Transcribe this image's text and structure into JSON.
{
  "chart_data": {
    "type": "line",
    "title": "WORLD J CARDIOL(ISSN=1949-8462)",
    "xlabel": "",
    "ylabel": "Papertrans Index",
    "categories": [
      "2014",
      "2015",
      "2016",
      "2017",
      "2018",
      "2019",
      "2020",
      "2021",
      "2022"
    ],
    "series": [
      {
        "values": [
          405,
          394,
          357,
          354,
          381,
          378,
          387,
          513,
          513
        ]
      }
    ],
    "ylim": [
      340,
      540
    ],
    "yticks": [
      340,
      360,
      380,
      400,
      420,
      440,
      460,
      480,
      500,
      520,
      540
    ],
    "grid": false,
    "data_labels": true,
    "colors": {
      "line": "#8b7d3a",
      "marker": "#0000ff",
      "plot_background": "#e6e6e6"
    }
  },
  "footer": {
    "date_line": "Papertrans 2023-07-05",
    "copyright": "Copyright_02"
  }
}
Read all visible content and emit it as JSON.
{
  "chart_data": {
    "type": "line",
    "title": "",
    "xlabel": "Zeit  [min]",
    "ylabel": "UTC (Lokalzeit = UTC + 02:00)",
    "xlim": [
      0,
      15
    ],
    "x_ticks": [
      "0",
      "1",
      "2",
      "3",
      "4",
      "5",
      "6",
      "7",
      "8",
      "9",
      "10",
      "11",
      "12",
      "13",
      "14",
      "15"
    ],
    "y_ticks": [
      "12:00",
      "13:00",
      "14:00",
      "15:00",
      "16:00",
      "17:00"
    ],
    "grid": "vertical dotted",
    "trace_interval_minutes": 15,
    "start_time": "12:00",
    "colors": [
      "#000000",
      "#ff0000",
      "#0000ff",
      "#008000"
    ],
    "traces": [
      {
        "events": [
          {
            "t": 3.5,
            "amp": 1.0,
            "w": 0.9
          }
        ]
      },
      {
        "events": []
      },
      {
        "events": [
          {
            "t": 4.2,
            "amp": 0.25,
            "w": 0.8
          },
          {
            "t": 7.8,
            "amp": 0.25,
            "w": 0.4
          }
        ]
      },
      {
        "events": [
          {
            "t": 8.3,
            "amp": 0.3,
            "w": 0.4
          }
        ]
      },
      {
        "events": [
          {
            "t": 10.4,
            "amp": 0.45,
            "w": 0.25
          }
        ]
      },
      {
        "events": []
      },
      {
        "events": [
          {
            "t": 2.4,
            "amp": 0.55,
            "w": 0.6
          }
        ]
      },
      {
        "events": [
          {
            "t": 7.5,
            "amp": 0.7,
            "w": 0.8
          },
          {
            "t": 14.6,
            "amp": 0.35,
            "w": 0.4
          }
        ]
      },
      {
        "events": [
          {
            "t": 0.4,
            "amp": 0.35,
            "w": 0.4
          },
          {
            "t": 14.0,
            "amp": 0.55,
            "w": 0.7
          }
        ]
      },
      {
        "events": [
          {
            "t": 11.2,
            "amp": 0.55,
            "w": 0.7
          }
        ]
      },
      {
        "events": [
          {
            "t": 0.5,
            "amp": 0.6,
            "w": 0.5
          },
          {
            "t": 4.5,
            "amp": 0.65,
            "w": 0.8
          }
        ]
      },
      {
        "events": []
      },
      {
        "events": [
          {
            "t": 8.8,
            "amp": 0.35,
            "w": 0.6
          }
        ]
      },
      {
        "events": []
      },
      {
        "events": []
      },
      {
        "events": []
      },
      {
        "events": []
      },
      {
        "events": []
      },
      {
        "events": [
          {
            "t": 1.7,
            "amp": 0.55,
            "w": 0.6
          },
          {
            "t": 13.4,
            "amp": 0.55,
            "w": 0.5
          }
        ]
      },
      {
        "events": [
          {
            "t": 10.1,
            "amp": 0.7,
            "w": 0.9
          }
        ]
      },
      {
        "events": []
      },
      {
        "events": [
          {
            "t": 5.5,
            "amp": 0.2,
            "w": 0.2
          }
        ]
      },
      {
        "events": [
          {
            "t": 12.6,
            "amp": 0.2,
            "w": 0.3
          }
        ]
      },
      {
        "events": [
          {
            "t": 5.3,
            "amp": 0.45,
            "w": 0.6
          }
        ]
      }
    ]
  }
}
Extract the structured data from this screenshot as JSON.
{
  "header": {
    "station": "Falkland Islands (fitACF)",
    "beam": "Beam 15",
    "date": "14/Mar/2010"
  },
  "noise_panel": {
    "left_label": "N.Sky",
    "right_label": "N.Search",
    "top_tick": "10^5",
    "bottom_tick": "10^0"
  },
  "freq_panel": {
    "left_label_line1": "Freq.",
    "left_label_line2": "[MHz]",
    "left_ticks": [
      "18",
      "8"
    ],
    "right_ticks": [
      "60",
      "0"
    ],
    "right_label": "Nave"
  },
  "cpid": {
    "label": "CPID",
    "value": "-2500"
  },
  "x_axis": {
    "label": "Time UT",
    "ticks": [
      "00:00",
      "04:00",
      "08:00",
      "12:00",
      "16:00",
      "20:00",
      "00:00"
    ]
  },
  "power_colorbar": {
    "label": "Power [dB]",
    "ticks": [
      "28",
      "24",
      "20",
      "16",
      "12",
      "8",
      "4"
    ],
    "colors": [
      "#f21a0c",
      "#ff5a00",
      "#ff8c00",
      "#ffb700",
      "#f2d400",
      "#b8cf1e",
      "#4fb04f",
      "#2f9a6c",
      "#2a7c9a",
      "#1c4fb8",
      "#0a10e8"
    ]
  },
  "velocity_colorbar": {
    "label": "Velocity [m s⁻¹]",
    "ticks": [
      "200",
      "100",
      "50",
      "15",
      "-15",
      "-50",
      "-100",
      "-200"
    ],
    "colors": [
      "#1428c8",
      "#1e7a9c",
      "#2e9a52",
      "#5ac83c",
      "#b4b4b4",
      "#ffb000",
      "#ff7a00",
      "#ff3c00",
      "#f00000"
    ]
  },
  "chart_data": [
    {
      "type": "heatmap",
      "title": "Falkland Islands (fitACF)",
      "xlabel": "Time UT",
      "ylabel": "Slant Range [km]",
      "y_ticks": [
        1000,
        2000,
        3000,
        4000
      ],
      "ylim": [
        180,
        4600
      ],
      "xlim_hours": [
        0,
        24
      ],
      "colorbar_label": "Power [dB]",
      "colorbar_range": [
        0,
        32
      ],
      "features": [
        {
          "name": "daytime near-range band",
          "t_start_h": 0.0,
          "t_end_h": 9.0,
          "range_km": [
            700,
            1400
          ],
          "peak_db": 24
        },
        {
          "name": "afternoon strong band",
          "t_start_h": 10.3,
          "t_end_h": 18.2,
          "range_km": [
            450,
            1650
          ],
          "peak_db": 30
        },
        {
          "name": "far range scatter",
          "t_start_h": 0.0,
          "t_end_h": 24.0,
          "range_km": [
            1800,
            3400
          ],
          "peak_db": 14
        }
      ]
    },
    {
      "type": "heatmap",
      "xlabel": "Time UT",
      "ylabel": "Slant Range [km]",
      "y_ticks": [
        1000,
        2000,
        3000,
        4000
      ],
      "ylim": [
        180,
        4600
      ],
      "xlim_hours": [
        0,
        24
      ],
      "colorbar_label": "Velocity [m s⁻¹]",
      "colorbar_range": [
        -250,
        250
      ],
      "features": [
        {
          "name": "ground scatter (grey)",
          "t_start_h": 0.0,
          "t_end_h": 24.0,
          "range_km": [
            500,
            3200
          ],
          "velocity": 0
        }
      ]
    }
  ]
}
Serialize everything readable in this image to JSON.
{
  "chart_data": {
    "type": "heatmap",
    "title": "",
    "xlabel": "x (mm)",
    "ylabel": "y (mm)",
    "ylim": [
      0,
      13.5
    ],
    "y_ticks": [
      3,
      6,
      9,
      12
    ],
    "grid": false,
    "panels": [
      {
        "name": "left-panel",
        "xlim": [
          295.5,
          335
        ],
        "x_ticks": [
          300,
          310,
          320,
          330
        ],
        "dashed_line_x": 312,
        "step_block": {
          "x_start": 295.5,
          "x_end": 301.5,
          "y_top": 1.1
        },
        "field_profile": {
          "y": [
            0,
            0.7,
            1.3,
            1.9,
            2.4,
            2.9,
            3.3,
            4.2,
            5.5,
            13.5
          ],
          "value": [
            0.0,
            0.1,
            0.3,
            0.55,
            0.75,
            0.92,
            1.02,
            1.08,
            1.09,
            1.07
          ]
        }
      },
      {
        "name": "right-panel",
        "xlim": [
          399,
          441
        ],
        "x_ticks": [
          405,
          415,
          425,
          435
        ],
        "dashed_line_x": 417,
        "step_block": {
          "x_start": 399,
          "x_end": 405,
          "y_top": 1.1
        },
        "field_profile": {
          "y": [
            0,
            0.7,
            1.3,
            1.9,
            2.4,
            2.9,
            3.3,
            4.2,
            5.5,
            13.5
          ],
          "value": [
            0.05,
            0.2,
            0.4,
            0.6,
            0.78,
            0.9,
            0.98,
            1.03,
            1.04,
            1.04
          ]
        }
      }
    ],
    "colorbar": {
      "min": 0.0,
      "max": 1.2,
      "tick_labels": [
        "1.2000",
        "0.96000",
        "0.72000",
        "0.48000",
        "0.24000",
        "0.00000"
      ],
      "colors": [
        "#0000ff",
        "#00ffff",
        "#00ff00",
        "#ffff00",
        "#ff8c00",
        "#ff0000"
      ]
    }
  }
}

---------------

[Written task]:
Show each line of the listing that holds the string "this".

[Full answer]:
Transcribe this image's text and structure into JSON.
Extract the structured data from this screenshot as JSON.
Serialize everything readable in this image to JSON.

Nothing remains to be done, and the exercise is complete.